▶ _The task_:
In the records that come next, find every line with "Types". Return those lines.

[Dataset entries for page text]

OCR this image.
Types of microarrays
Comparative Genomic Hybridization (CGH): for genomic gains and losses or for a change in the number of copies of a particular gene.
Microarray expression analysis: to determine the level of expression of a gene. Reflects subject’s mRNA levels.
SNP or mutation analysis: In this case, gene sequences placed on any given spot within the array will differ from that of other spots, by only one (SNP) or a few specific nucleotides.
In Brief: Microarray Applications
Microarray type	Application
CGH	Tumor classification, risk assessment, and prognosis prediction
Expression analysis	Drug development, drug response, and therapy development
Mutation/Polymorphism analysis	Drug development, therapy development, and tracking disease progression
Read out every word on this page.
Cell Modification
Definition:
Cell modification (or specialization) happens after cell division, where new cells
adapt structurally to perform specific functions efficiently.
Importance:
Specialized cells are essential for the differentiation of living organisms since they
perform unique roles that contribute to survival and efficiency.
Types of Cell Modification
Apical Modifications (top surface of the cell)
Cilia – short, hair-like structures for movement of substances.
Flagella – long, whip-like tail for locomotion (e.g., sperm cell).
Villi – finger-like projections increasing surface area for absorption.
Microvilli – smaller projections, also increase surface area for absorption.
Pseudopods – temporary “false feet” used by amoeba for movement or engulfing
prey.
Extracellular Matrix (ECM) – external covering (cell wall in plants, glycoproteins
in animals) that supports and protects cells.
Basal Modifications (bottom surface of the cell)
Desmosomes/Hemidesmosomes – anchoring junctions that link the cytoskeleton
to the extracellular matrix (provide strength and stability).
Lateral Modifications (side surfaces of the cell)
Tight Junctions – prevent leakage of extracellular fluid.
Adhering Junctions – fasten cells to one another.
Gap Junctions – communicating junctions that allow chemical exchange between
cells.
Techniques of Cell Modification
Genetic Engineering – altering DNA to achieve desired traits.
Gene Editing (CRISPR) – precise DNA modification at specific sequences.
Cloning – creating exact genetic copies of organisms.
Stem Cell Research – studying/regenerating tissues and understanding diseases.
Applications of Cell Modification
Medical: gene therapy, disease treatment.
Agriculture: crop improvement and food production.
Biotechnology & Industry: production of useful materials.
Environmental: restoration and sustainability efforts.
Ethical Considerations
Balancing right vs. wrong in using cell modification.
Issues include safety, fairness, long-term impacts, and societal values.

▶ _Exercise answer_:
Types of microarrays
Types of Cell Modification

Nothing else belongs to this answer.